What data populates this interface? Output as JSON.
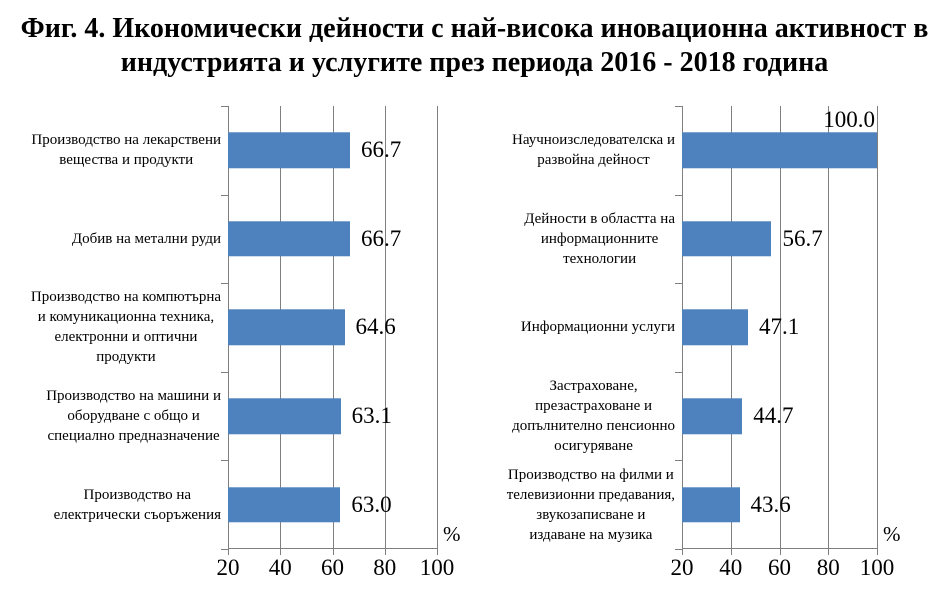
{
  "title": "Фиг. 4. Икономически дейности с най-висока иновационна активност в\nиндустрията и услугите през периода 2016 - 2018 година",
  "chart_data": [
    {
      "type": "bar",
      "orientation": "horizontal",
      "panel": "industry",
      "title": "",
      "categories": [
        "Производство на лекарствени\nвещества и продукти",
        "Добив на метални руди",
        "Производство на компютърна\nи комуникационна техника,\nелектронни и оптични\nпродукти",
        "Производство на машини и\nоборудване с общо и\nспециално предназначение",
        "Производство на\nелектрически съоръжения"
      ],
      "values": [
        66.7,
        66.7,
        64.6,
        63.1,
        63.0
      ],
      "value_labels": [
        "66.7",
        "66.7",
        "64.6",
        "63.1",
        "63.0"
      ],
      "xlabel": "%",
      "xlim": [
        20,
        100
      ],
      "xticks": [
        20,
        40,
        60,
        80,
        100
      ],
      "grid": true,
      "legend": false,
      "bar_color": "#4E82BE",
      "axis_color": "#7F7F7F"
    },
    {
      "type": "bar",
      "orientation": "horizontal",
      "panel": "services",
      "title": "",
      "categories": [
        "Научноизследователска и\nразвойна дейност",
        "Дейности в областта на\nинформационните\nтехнологии",
        "Информационни услуги",
        "Застраховане,\nпрезастраховане и\nдопълнително пенсионно\nосигуряване",
        "Производство на филми и\nтелевизионни предавания,\nзвукозаписване и\nиздаване на музика"
      ],
      "values": [
        100.0,
        56.7,
        47.1,
        44.7,
        43.6
      ],
      "value_labels": [
        "100.0",
        "56.7",
        "47.1",
        "44.7",
        "43.6"
      ],
      "xlabel": "%",
      "xlim": [
        20,
        100
      ],
      "xticks": [
        20,
        40,
        60,
        80,
        100
      ],
      "grid": true,
      "legend": false,
      "bar_color": "#4E82BE",
      "axis_color": "#7F7F7F"
    }
  ]
}
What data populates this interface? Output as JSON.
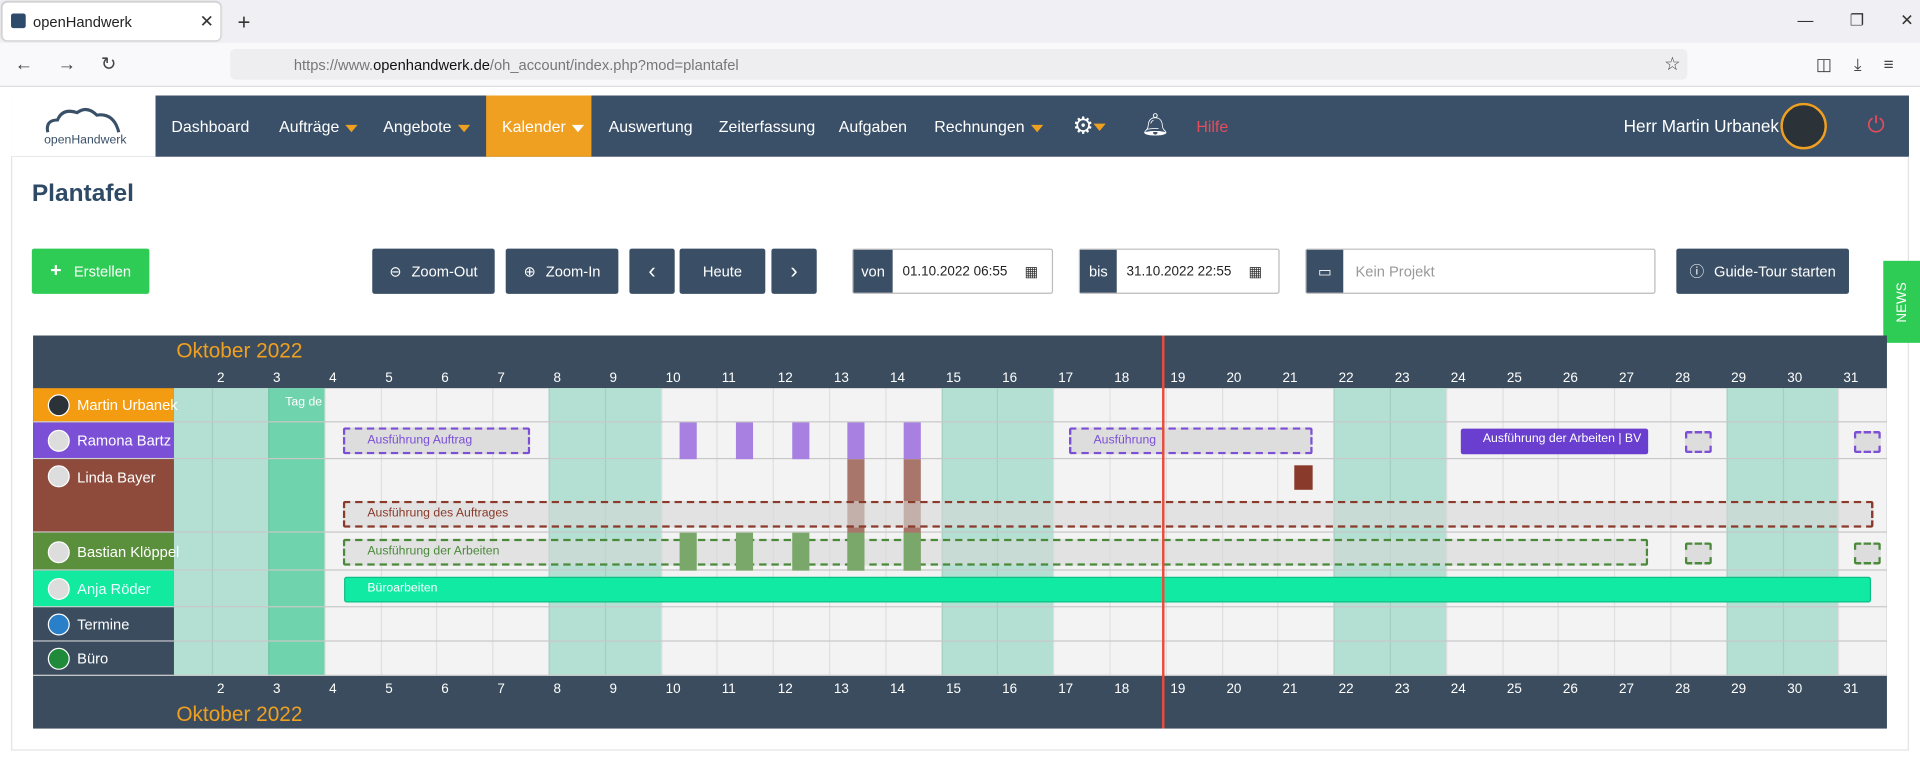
{
  "browser": {
    "tab_title": "openHandwerk",
    "url_prefix": "https://www.",
    "url_domain": "openhandwerk.de",
    "url_path": "/oh_account/index.php?mod=plantafel"
  },
  "nav": {
    "logo": "openHandwerk",
    "items": [
      "Dashboard",
      "Aufträge",
      "Angebote",
      "Kalender",
      "Auswertung",
      "Zeiterfassung",
      "Aufgaben",
      "Rechnungen"
    ],
    "help": "Hilfe",
    "user": "Herr Martin Urbanek"
  },
  "page": {
    "title": "Plantafel",
    "create": "Erstellen",
    "zoom_out": "Zoom-Out",
    "zoom_in": "Zoom-In",
    "today": "Heute",
    "from_label": "von",
    "from_value": "01.10.2022 06:55",
    "to_label": "bis",
    "to_value": "31.10.2022 22:55",
    "project_placeholder": "Kein Projekt",
    "guide": "Guide-Tour starten",
    "news": "NEWS"
  },
  "gantt": {
    "month": "Oktober 2022",
    "days": [
      2,
      3,
      4,
      5,
      6,
      7,
      8,
      9,
      10,
      11,
      12,
      13,
      14,
      15,
      16,
      17,
      18,
      19,
      20,
      21,
      22,
      23,
      24,
      25,
      26,
      27,
      28,
      29,
      30,
      31
    ],
    "rows": [
      "Martin Urbanek",
      "Ramona Bartz",
      "Linda Bayer",
      "Bastian Klöppel",
      "Anja Röder",
      "Termine",
      "Büro"
    ],
    "events": [
      "Tag de",
      "Ausführung Auftrag",
      "Ausführung",
      "Ausführung der Arbeiten | BV",
      "Ausführung des Auftrages",
      "Ausführung der Arbeiten",
      "Büroarbeiten"
    ]
  }
}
━━━━━━━━━━
Transcribe all of the material exactly, leaving out whatever pictures it contains.

What data populates this interface? Output as JSON.
{
  "title": "Фиг. 4. Икономически дейности с най-висока иновационна активност в\nиндустрията и услугите през периода 2016 - 2018 година",
  "chart_data": [
    {
      "type": "bar",
      "orientation": "horizontal",
      "panel": "industry",
      "title": "",
      "categories": [
        "Производство на лекарствени\nвещества и продукти",
        "Добив на метални руди",
        "Производство на компютърна\nи комуникационна техника,\nелектронни и оптични\nпродукти",
        "Производство на машини и\nоборудване с общо и\nспециално предназначение",
        "Производство на\nелектрически съоръжения"
      ],
      "values": [
        66.7,
        66.7,
        64.6,
        63.1,
        63.0
      ],
      "value_labels": [
        "66.7",
        "66.7",
        "64.6",
        "63.1",
        "63.0"
      ],
      "xlabel": "%",
      "xlim": [
        20,
        100
      ],
      "xticks": [
        20,
        40,
        60,
        80,
        100
      ],
      "grid": true,
      "legend": false,
      "bar_color": "#4E82BE",
      "axis_color": "#7F7F7F"
    },
    {
      "type": "bar",
      "orientation": "horizontal",
      "panel": "services",
      "title": "",
      "categories": [
        "Научноизследователска и\nразвойна дейност",
        "Дейности в областта на\nинформационните\nтехнологии",
        "Информационни услуги",
        "Застраховане,\nпрезастраховане и\nдопълнително пенсионно\nосигуряване",
        "Производство на филми и\nтелевизионни предавания,\nзвукозаписване и\nиздаване на музика"
      ],
      "values": [
        100.0,
        56.7,
        47.1,
        44.7,
        43.6
      ],
      "value_labels": [
        "100.0",
        "56.7",
        "47.1",
        "44.7",
        "43.6"
      ],
      "xlabel": "%",
      "xlim": [
        20,
        100
      ],
      "xticks": [
        20,
        40,
        60,
        80,
        100
      ],
      "grid": true,
      "legend": false,
      "bar_color": "#4E82BE",
      "axis_color": "#7F7F7F"
    }
  ]
}
What data populates this interface? Output as JSON.
{
  "browser": {
    "tab_title": "openHandwerk",
    "url_prefix": "https://www.",
    "url_domain": "openhandwerk.de",
    "url_path": "/oh_account/index.php?mod=plantafel"
  },
  "nav": {
    "logo": "openHandwerk",
    "items": [
      "Dashboard",
      "Aufträge",
      "Angebote",
      "Kalender",
      "Auswertung",
      "Zeiterfassung",
      "Aufgaben",
      "Rechnungen"
    ],
    "help": "Hilfe",
    "user": "Herr Martin Urbanek"
  },
  "page": {
    "title": "Plantafel",
    "create": "Erstellen",
    "zoom_out": "Zoom-Out",
    "zoom_in": "Zoom-In",
    "today": "Heute",
    "from_label": "von",
    "from_value": "01.10.2022 06:55",
    "to_label": "bis",
    "to_value": "31.10.2022 22:55",
    "project_placeholder": "Kein Projekt",
    "guide": "Guide-Tour starten",
    "news": "NEWS"
  },
  "gantt": {
    "month": "Oktober 2022",
    "days": [
      2,
      3,
      4,
      5,
      6,
      7,
      8,
      9,
      10,
      11,
      12,
      13,
      14,
      15,
      16,
      17,
      18,
      19,
      20,
      21,
      22,
      23,
      24,
      25,
      26,
      27,
      28,
      29,
      30,
      31
    ],
    "rows": [
      "Martin Urbanek",
      "Ramona Bartz",
      "Linda Bayer",
      "Bastian Klöppel",
      "Anja Röder",
      "Termine",
      "Büro"
    ],
    "events": [
      "Tag de",
      "Ausführung Auftrag",
      "Ausführung",
      "Ausführung der Arbeiten | BV",
      "Ausführung des Auftrages",
      "Ausführung der Arbeiten",
      "Büroarbeiten"
    ]
  }
}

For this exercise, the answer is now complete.